*EXERCISE INSTRUCTIONS*.
Each entry below should be written out exactly as it is, with no pictures.

*SOURCE DATA*.

■ ■ ■ ■ ■ ■ ■

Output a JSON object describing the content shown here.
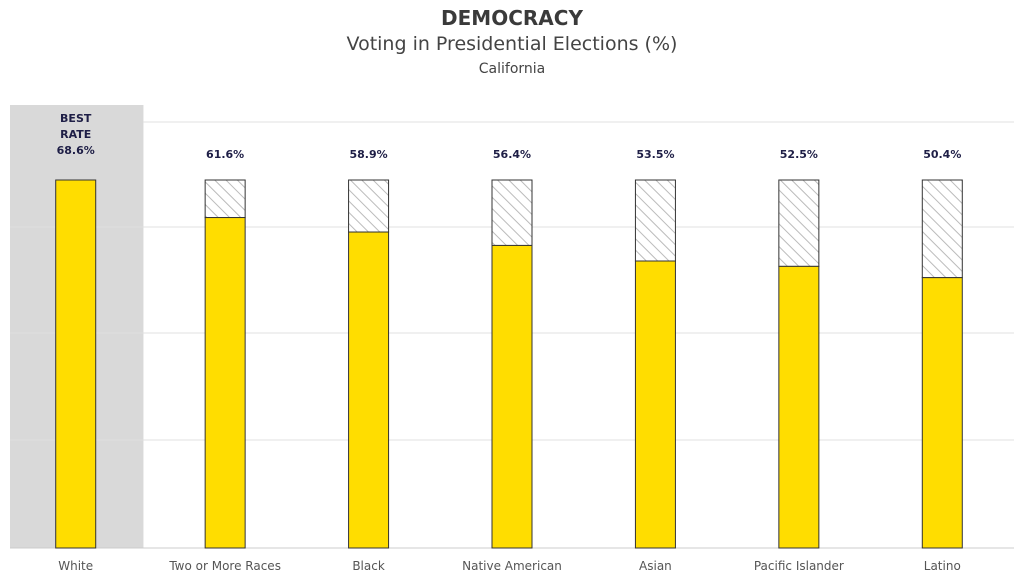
{
  "header": {
    "title": "DEMOCRACY",
    "subtitle": "Voting in Presidential Elections (%)",
    "region": "California"
  },
  "chart_data": {
    "type": "bar",
    "categories": [
      "White",
      "Two or More Races",
      "Black",
      "Native American",
      "Asian",
      "Pacific Islander",
      "Latino"
    ],
    "values": [
      68.6,
      61.6,
      58.9,
      56.4,
      53.5,
      52.5,
      50.4
    ],
    "value_labels": [
      "68.6%",
      "61.6%",
      "58.9%",
      "56.4%",
      "53.5%",
      "52.5%",
      "50.4%"
    ],
    "best_label_lines": [
      "BEST",
      "RATE"
    ],
    "best_index": 0,
    "ylim": [
      0,
      68.6
    ],
    "grid": true,
    "colors": {
      "bar": "#ffdd00",
      "bar_outline": "#333333",
      "gap_hatch": "#bbbbbb",
      "best_highlight": "#d9d9d9",
      "grid": "#e0e0e0"
    }
  }
}
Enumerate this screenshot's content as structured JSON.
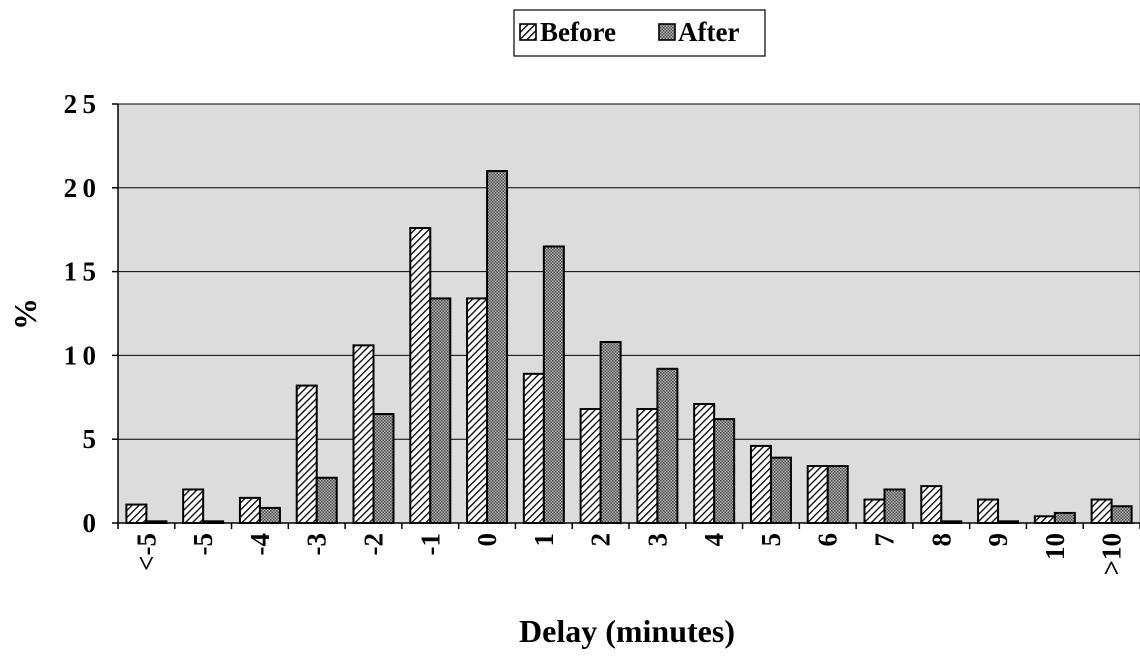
{
  "chart_data": {
    "type": "bar",
    "categories": [
      "<-5",
      "-5",
      "-4",
      "-3",
      "-2",
      "-1",
      "0",
      "1",
      "2",
      "3",
      "4",
      "5",
      "6",
      "7",
      "8",
      "9",
      "10",
      ">10"
    ],
    "series": [
      {
        "name": "Before",
        "values": [
          1.1,
          2.0,
          1.5,
          8.2,
          10.6,
          17.6,
          13.4,
          8.9,
          6.8,
          6.8,
          7.1,
          4.6,
          3.4,
          1.4,
          2.2,
          1.4,
          0.4,
          1.4
        ]
      },
      {
        "name": "After",
        "values": [
          0.1,
          0.1,
          0.9,
          2.7,
          6.5,
          13.4,
          21.0,
          16.5,
          10.8,
          9.2,
          6.2,
          3.9,
          3.4,
          2.0,
          0.1,
          0.1,
          0.6,
          1.0
        ]
      }
    ],
    "xlabel": "Delay  (minutes)",
    "ylabel": "%",
    "ylim": [
      0,
      25
    ],
    "yticks": [
      0,
      5,
      10,
      15,
      20,
      25
    ],
    "grid": true,
    "legend": "top-center",
    "colors": {
      "plot_background": "#dcdcdc",
      "bar_outline": "#000000",
      "before_hatch": "#000000",
      "after_fill": "#8a8a8a"
    }
  }
}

■ ■ ■ ■ ■ ■ ■

*WRITTEN RESPONSE*.
Output a JSON object describing the content shown here.
{
  "header": {
    "title": "DEMOCRACY",
    "subtitle": "Voting in Presidential Elections (%)",
    "region": "California"
  },
  "chart_data": {
    "type": "bar",
    "categories": [
      "White",
      "Two or More Races",
      "Black",
      "Native American",
      "Asian",
      "Pacific Islander",
      "Latino"
    ],
    "values": [
      68.6,
      61.6,
      58.9,
      56.4,
      53.5,
      52.5,
      50.4
    ],
    "value_labels": [
      "68.6%",
      "61.6%",
      "58.9%",
      "56.4%",
      "53.5%",
      "52.5%",
      "50.4%"
    ],
    "best_label_lines": [
      "BEST",
      "RATE"
    ],
    "best_index": 0,
    "ylim": [
      0,
      68.6
    ],
    "grid": true,
    "colors": {
      "bar": "#ffdd00",
      "bar_outline": "#333333",
      "gap_hatch": "#bbbbbb",
      "best_highlight": "#d9d9d9",
      "grid": "#e0e0e0"
    }
  }
}
Enumerate this screenshot's content as structured JSON.
{
  "chart_data": {
    "type": "bar",
    "categories": [
      "<-5",
      "-5",
      "-4",
      "-3",
      "-2",
      "-1",
      "0",
      "1",
      "2",
      "3",
      "4",
      "5",
      "6",
      "7",
      "8",
      "9",
      "10",
      ">10"
    ],
    "series": [
      {
        "name": "Before",
        "values": [
          1.1,
          2.0,
          1.5,
          8.2,
          10.6,
          17.6,
          13.4,
          8.9,
          6.8,
          6.8,
          7.1,
          4.6,
          3.4,
          1.4,
          2.2,
          1.4,
          0.4,
          1.4
        ]
      },
      {
        "name": "After",
        "values": [
          0.1,
          0.1,
          0.9,
          2.7,
          6.5,
          13.4,
          21.0,
          16.5,
          10.8,
          9.2,
          6.2,
          3.9,
          3.4,
          2.0,
          0.1,
          0.1,
          0.6,
          1.0
        ]
      }
    ],
    "xlabel": "Delay  (minutes)",
    "ylabel": "%",
    "ylim": [
      0,
      25
    ],
    "yticks": [
      0,
      5,
      10,
      15,
      20,
      25
    ],
    "grid": true,
    "legend": "top-center",
    "colors": {
      "plot_background": "#dcdcdc",
      "bar_outline": "#000000",
      "before_hatch": "#000000",
      "after_fill": "#8a8a8a"
    }
  }
}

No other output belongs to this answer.